What this task involves: Any picture among the records should be left out, please; retype the rest exactly.

== == ==

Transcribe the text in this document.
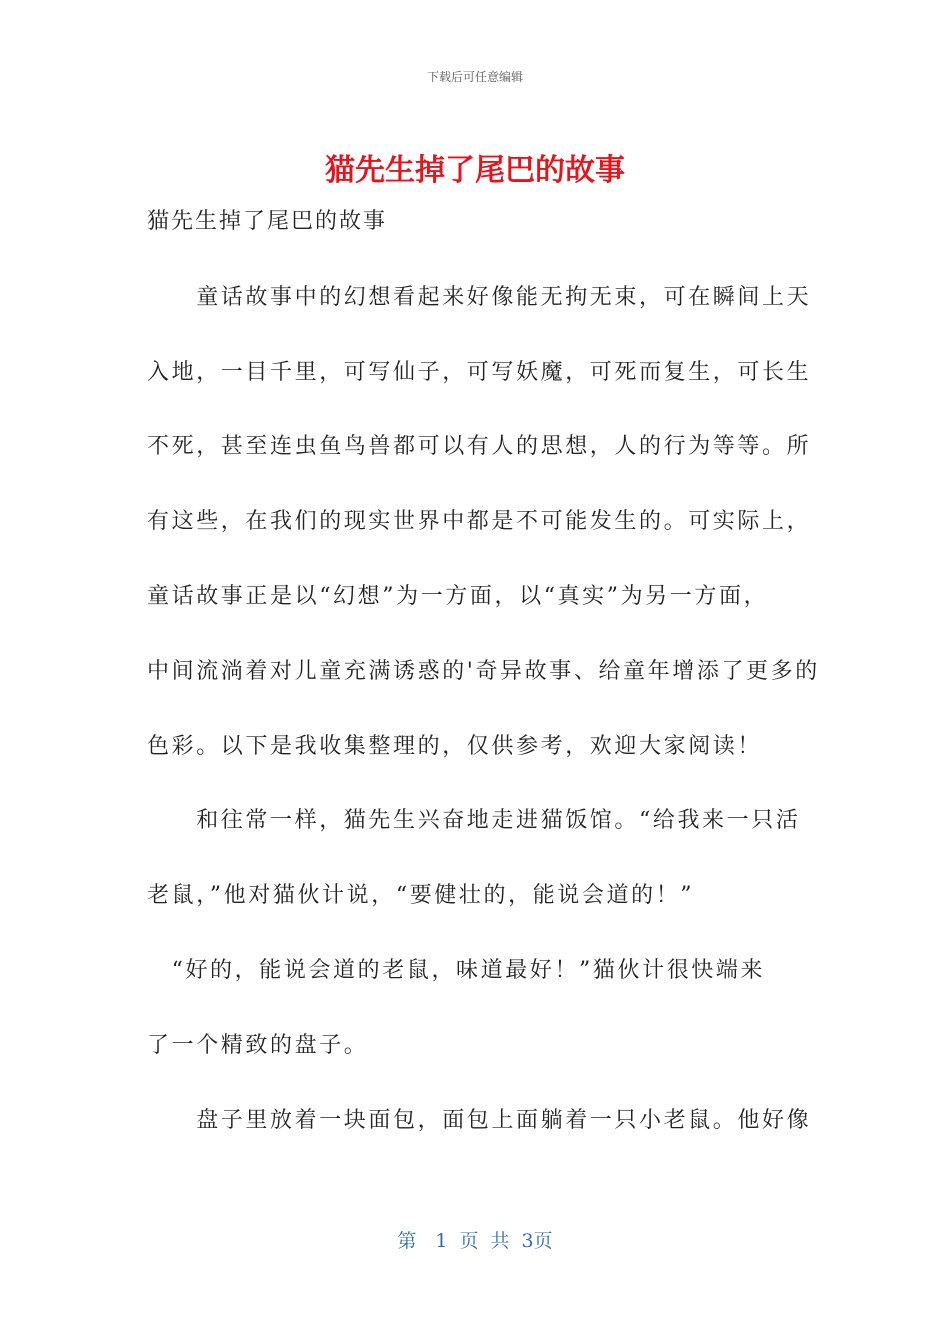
下载后可任意编辑
猫先生掉了尾巴的故事
猫先生掉了尾巴的故事
　　童话故事中的幻想看起来好像能无拘无束，可在瞬间上天
入地，一目千里，可写仙子，可写妖魔，可死而复生，可长生
不死，甚至连虫鱼鸟兽都可以有人的思想，人的行为等等。所
有这些，在我们的现实世界中都是不可能发生的。可实际上，
童话故事正是以“幻想”为一方面，以“真实”为另一方面，
中间流淌着对儿童充满诱惑的'奇异故事、给童年增添了更多的
色彩。以下是我收集整理的，仅供参考，欢迎大家阅读！
　　和往常一样，猫先生兴奋地走进猫饭馆。“给我来一只活
老鼠，”他对猫伙计说，“要健壮的，能说会道的！”
　“好的，能说会道的老鼠，味道最好！”猫伙计很快端来
了一个精致的盘子。
　　盘子里放着一块面包，面包上面躺着一只小老鼠。他好像
第　1 页 共 3页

== == ==

Solution for this problem:
Transcribe the text in this document.
下载后可任意编辑
猫先生掉了尾巴的故事
猫先生掉了尾巴的故事
　　童话故事中的幻想看起来好像能无拘无束，可在瞬间上天
入地，一目千里，可写仙子，可写妖魔，可死而复生，可长生
不死，甚至连虫鱼鸟兽都可以有人的思想，人的行为等等。所
有这些，在我们的现实世界中都是不可能发生的。可实际上，
童话故事正是以“幻想”为一方面，以“真实”为另一方面，
中间流淌着对儿童充满诱惑的'奇异故事、给童年增添了更多的
色彩。以下是我收集整理的，仅供参考，欢迎大家阅读！
　　和往常一样，猫先生兴奋地走进猫饭馆。“给我来一只活
老鼠，”他对猫伙计说，“要健壮的，能说会道的！”
　“好的，能说会道的老鼠，味道最好！”猫伙计很快端来
了一个精致的盘子。
　　盘子里放着一块面包，面包上面躺着一只小老鼠。他好像
第　1 页 共 3页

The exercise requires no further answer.